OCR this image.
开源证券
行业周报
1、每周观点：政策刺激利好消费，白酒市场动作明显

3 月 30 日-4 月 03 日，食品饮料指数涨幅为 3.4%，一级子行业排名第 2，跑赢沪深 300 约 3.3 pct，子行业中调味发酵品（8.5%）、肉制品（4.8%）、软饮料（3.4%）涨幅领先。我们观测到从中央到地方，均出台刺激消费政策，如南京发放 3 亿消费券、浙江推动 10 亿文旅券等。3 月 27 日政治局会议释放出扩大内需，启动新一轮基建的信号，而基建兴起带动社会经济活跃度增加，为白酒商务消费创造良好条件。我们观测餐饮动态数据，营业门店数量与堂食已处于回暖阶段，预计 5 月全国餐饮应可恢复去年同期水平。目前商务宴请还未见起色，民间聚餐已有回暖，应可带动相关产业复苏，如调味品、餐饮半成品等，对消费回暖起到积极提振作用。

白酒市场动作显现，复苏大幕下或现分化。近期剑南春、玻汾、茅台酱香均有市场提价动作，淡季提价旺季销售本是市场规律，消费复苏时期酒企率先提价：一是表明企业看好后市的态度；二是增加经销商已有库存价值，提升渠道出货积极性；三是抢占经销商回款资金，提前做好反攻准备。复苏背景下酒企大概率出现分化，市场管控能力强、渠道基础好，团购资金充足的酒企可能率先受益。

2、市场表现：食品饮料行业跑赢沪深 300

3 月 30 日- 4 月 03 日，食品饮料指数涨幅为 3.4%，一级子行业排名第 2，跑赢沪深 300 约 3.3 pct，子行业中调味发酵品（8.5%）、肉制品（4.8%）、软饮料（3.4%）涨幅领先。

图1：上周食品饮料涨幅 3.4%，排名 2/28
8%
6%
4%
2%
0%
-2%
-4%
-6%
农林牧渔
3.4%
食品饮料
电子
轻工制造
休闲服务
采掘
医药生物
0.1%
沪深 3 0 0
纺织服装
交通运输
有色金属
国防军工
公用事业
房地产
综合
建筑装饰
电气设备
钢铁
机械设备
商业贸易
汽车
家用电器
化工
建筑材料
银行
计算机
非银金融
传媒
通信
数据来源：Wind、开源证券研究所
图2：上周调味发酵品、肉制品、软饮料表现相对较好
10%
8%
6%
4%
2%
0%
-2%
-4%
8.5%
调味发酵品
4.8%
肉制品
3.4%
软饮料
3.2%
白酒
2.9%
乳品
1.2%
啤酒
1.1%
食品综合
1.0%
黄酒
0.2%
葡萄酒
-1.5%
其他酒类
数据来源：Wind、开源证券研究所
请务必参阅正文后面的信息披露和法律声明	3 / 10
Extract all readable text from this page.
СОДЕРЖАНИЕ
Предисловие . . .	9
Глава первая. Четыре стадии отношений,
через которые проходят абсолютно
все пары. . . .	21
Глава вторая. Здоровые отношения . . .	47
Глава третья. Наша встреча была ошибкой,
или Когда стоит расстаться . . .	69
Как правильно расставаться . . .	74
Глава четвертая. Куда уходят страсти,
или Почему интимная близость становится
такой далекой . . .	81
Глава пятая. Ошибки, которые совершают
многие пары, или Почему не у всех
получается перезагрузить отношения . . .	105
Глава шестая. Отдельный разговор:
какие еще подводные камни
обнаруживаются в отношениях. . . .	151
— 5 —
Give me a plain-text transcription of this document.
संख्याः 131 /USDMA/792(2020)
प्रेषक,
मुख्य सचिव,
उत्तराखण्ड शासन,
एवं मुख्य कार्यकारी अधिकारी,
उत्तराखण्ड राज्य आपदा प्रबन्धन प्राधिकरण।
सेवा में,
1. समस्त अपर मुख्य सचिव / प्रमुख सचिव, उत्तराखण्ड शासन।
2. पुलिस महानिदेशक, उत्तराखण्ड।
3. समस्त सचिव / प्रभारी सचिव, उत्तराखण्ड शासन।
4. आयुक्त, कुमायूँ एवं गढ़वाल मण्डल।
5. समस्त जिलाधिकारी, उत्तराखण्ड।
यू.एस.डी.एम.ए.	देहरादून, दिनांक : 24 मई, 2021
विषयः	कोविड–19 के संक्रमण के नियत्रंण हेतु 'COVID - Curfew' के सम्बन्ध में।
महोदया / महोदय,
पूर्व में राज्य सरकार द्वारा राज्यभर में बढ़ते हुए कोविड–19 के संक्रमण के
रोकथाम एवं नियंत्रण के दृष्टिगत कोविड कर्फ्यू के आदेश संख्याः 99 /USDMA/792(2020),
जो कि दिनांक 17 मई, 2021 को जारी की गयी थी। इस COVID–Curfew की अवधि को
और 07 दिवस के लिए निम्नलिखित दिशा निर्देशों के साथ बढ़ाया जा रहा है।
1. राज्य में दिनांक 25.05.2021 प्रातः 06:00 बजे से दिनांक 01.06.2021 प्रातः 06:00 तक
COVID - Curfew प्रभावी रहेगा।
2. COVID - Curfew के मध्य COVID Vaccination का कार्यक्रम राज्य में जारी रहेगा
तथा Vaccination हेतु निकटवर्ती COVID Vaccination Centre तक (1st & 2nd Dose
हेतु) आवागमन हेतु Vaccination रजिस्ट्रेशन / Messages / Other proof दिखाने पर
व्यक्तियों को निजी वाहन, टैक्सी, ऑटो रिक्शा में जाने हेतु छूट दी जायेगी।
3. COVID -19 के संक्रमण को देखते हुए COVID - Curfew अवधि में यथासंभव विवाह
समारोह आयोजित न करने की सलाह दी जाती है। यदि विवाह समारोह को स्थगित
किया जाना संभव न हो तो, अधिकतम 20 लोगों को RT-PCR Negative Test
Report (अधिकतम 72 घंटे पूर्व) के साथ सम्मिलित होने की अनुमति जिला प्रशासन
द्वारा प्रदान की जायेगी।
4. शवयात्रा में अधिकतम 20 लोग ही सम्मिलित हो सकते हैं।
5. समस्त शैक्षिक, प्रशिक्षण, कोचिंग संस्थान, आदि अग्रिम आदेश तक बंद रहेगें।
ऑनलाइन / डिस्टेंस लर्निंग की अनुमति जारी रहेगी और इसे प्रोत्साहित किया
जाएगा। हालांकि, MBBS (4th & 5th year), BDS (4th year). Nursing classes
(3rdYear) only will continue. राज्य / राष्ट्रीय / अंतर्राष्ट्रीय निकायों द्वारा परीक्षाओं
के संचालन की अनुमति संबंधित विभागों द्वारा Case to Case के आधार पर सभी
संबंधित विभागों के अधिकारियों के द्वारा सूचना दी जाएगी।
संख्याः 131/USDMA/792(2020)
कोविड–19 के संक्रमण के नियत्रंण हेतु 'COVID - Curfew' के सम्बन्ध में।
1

▶ **Problem description**:
From the data above, gather every line that includes the word "которые".

▶ **Reply to the exercise**:
через которые проходят абсолютно
Глава пятая. Ошибки, которые совершают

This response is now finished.